(Entries with figure data)

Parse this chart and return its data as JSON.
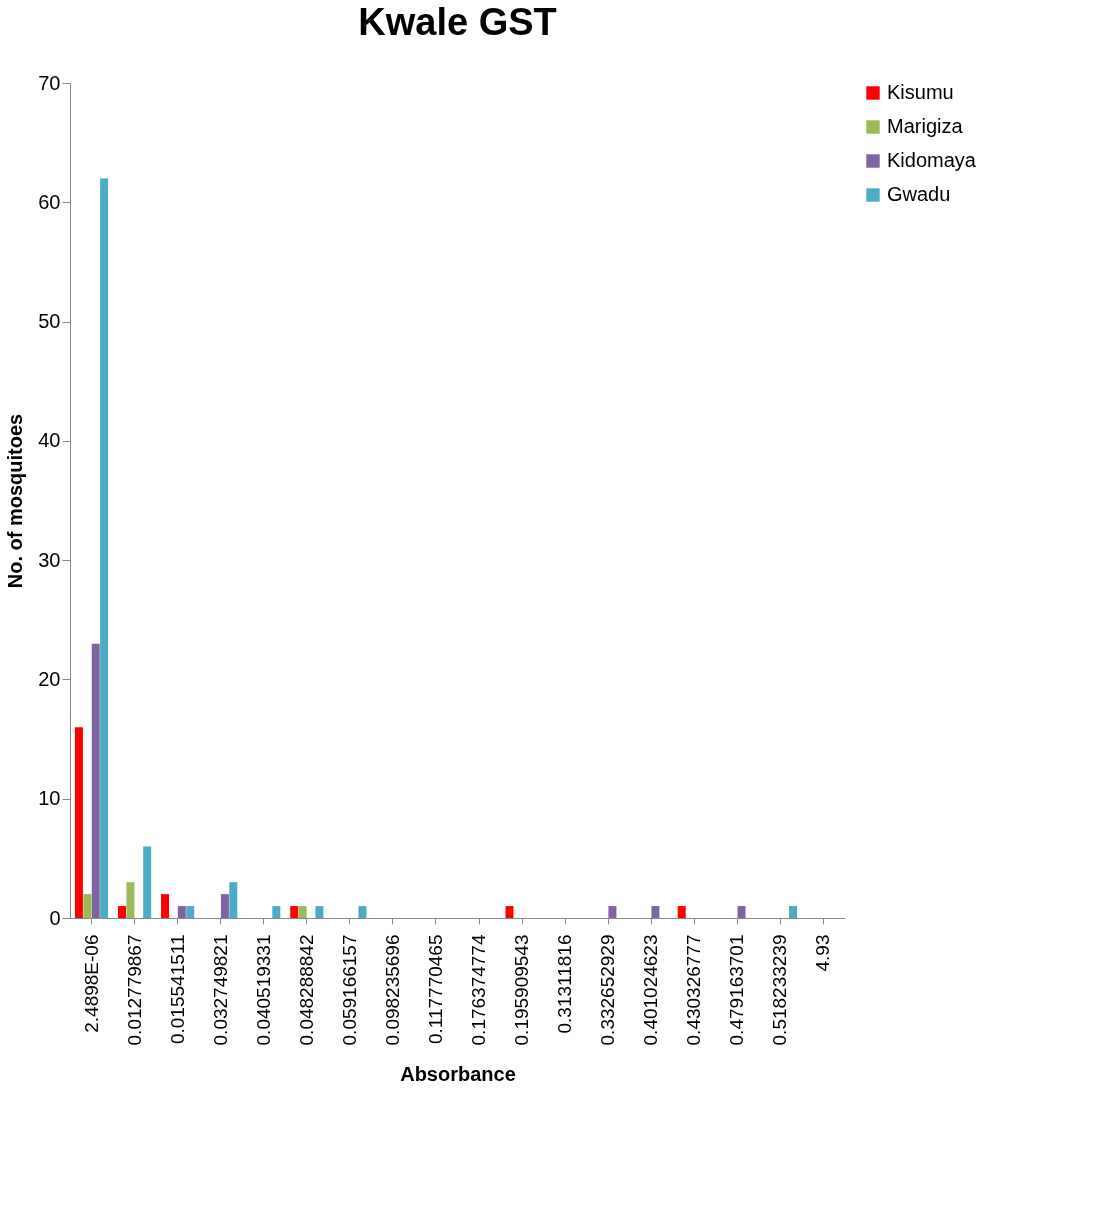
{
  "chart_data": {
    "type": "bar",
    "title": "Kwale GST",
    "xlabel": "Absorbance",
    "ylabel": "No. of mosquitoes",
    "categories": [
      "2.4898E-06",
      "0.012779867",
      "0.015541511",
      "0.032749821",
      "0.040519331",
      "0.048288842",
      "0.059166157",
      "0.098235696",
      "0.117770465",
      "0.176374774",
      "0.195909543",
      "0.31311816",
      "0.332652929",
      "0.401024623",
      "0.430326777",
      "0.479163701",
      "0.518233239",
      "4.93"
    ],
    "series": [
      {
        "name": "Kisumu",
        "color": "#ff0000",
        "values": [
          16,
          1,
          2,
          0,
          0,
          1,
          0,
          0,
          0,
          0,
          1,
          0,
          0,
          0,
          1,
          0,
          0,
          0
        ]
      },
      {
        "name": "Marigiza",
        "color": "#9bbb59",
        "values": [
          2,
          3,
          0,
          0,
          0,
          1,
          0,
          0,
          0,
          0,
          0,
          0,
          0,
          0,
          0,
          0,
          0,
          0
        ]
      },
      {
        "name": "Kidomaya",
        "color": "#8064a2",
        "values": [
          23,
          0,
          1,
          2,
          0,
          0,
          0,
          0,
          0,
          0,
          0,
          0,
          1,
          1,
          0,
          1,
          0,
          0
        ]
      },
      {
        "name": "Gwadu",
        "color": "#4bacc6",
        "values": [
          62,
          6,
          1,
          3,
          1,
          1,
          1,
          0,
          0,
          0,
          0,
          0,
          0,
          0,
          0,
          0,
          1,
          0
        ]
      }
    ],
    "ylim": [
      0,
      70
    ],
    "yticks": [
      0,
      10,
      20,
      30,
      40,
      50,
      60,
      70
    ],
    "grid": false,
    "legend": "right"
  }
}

To be done:
Transcribe every line in the entries above, taking out only the images.

Final answer:
Parse this chart and return its data as JSON.
{
  "chart_data": {
    "type": "bar",
    "title": "Kwale GST",
    "xlabel": "Absorbance",
    "ylabel": "No. of mosquitoes",
    "categories": [
      "2.4898E-06",
      "0.012779867",
      "0.015541511",
      "0.032749821",
      "0.040519331",
      "0.048288842",
      "0.059166157",
      "0.098235696",
      "0.117770465",
      "0.176374774",
      "0.195909543",
      "0.31311816",
      "0.332652929",
      "0.401024623",
      "0.430326777",
      "0.479163701",
      "0.518233239",
      "4.93"
    ],
    "series": [
      {
        "name": "Kisumu",
        "color": "#ff0000",
        "values": [
          16,
          1,
          2,
          0,
          0,
          1,
          0,
          0,
          0,
          0,
          1,
          0,
          0,
          0,
          1,
          0,
          0,
          0
        ]
      },
      {
        "name": "Marigiza",
        "color": "#9bbb59",
        "values": [
          2,
          3,
          0,
          0,
          0,
          1,
          0,
          0,
          0,
          0,
          0,
          0,
          0,
          0,
          0,
          0,
          0,
          0
        ]
      },
      {
        "name": "Kidomaya",
        "color": "#8064a2",
        "values": [
          23,
          0,
          1,
          2,
          0,
          0,
          0,
          0,
          0,
          0,
          0,
          0,
          1,
          1,
          0,
          1,
          0,
          0
        ]
      },
      {
        "name": "Gwadu",
        "color": "#4bacc6",
        "values": [
          62,
          6,
          1,
          3,
          1,
          1,
          1,
          0,
          0,
          0,
          0,
          0,
          0,
          0,
          0,
          0,
          1,
          0
        ]
      }
    ],
    "ylim": [
      0,
      70
    ],
    "yticks": [
      0,
      10,
      20,
      30,
      40,
      50,
      60,
      70
    ],
    "grid": false,
    "legend": "right"
  }
}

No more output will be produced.